## Page text
Simon Tortell (8 August 1959 — 15 June 2012) was a Maltese footballer.  He was born in Sliema, Malta.

Club career
Tortell was a striker who played for nine years with Sliema Wanderers, winning a league title and a FA Trophy medal with them. He scored in the 1979 FA Trophy Final against Floriana. He retired at age 24 to graduate from Malta University and become a lawyer.

International career
Tortell made his debut for Malta in an October 1978 European Championship qualification match against Wales. He earned a total of 5 caps, scoring 1 goal.

His final international was the infamous December 1983 European Championship qualification defeat by Spain, which Malta lost 1-12, ensuring that Spain qualified for Euro 1984 ahead of the Netherlands on goal difference.

## The tasks
a – Transcribe the passage of the Simon Tortell biography starting with "Club career" and going on through "scoring 1 goal.".
b – Extend the Simon Tortell biography with the text that would come after its final sentence.

## Dataset excerpt
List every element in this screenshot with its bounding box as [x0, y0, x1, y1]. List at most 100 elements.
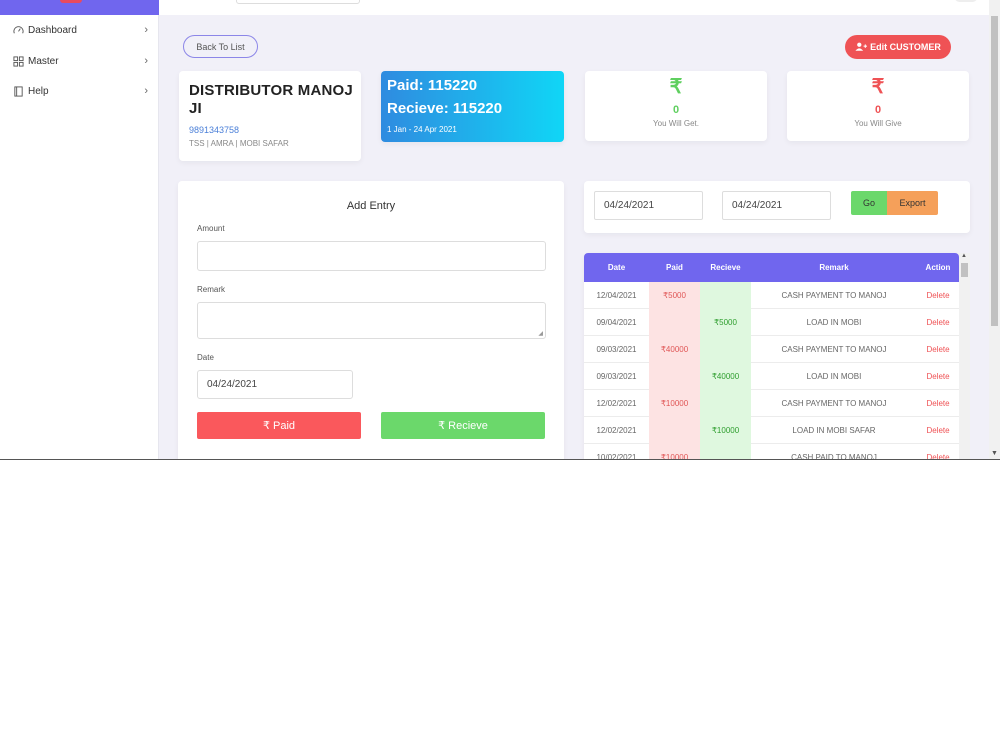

## In response
a –
Club career
Tortell was a striker who played for nine years with Sliema Wanderers, winning a league title and a FA Trophy medal with them. He scored in the 1979 FA Trophy Final against Floriana. He retired at age 24 to graduate from Malta University and become a lawyer.

International career
Tortell made his debut for Malta in an October 1978 European Championship qualification match against Wales. He earned a total of 5 caps, scoring 1 goal.

b –
Personal life
After retirement, Tortell became a successful lawyer and was partner at his own firm Simon Tortell & Associates. His father, Peter Tortell, also played for Sliema Wanderers in the 1950s. Simon Tortell died after a long illness on June 14, 2012, at age 52. He was married to Silvana Tortell and was father of three daughters.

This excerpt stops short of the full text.